Copy out each line of the data that holds the word "your".

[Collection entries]

◇ ◇ ◇ ◇

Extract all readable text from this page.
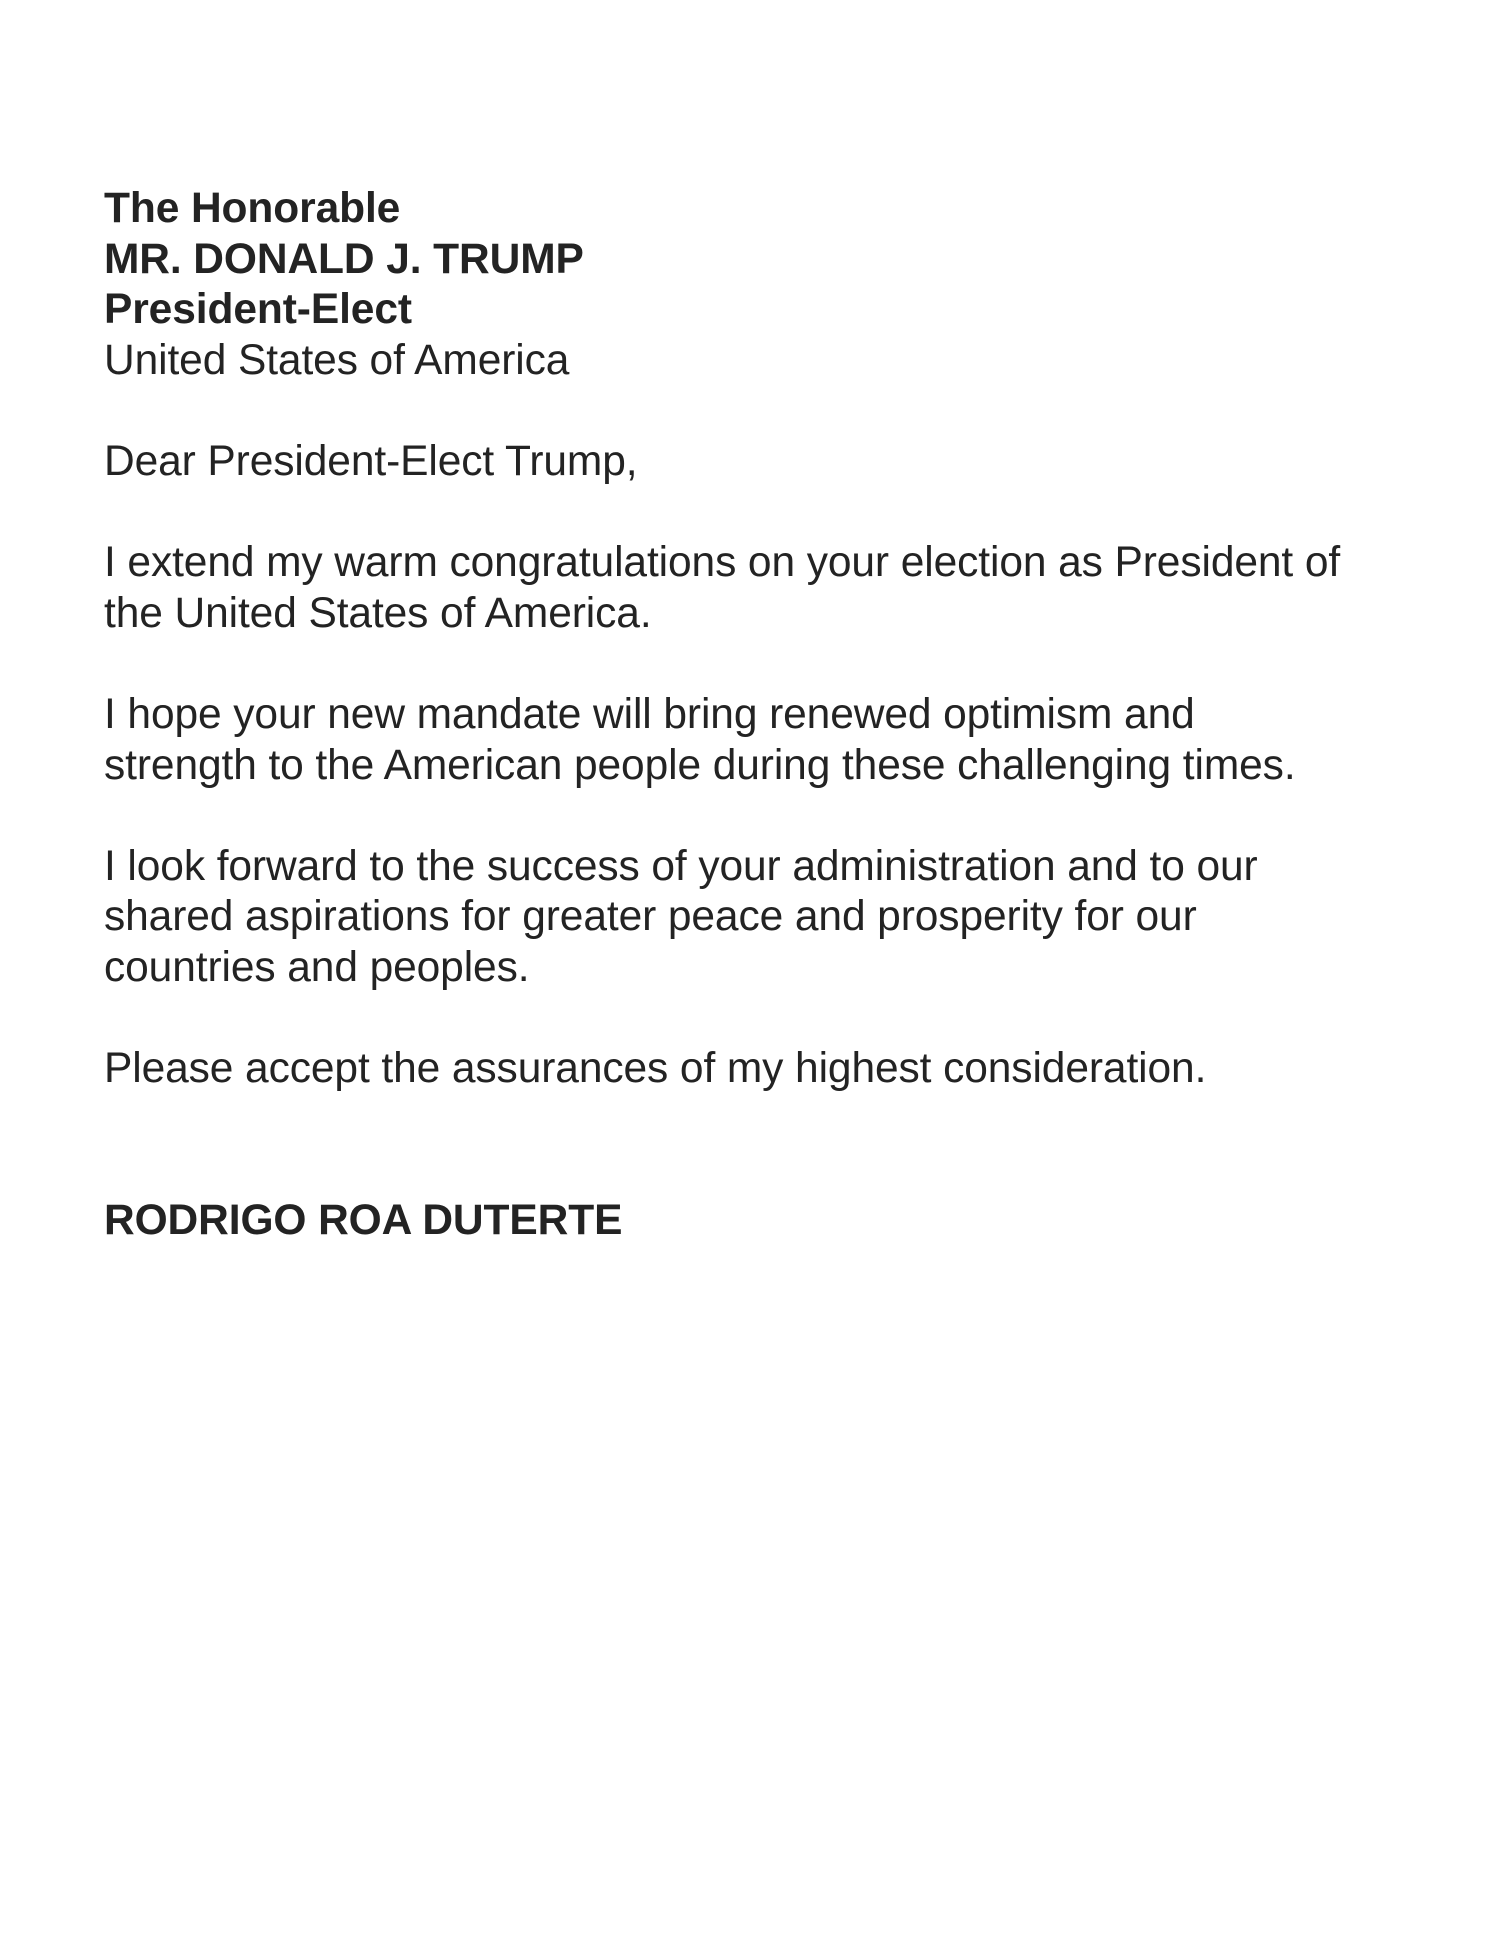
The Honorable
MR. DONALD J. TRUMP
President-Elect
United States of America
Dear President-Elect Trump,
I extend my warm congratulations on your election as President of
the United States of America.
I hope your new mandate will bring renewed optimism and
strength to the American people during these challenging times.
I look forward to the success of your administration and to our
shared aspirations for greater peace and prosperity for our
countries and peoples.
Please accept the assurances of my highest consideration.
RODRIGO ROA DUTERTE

◇ ◇ ◇ ◇

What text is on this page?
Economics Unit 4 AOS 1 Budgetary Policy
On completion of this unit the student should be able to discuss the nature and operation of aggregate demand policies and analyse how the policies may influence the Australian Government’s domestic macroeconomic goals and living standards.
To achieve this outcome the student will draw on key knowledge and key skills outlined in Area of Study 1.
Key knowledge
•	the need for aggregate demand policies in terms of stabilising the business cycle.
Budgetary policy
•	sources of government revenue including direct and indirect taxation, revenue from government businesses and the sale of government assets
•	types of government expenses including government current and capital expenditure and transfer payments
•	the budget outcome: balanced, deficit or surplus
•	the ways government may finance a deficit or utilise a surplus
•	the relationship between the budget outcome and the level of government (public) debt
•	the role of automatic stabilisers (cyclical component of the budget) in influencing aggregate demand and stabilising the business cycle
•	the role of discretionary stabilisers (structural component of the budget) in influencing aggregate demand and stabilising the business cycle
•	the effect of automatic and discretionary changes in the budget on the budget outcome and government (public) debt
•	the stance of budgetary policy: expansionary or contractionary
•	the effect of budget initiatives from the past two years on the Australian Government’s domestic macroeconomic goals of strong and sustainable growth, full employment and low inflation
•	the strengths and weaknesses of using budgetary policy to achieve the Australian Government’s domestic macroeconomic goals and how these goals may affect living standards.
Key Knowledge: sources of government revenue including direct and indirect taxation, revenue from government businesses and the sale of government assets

◇ ◇ ◇ ◇

Correct result –
I extend my warm congratulations on your election as President of
I hope your new mandate will bring renewed optimism and
I look forward to the success of your administration and to our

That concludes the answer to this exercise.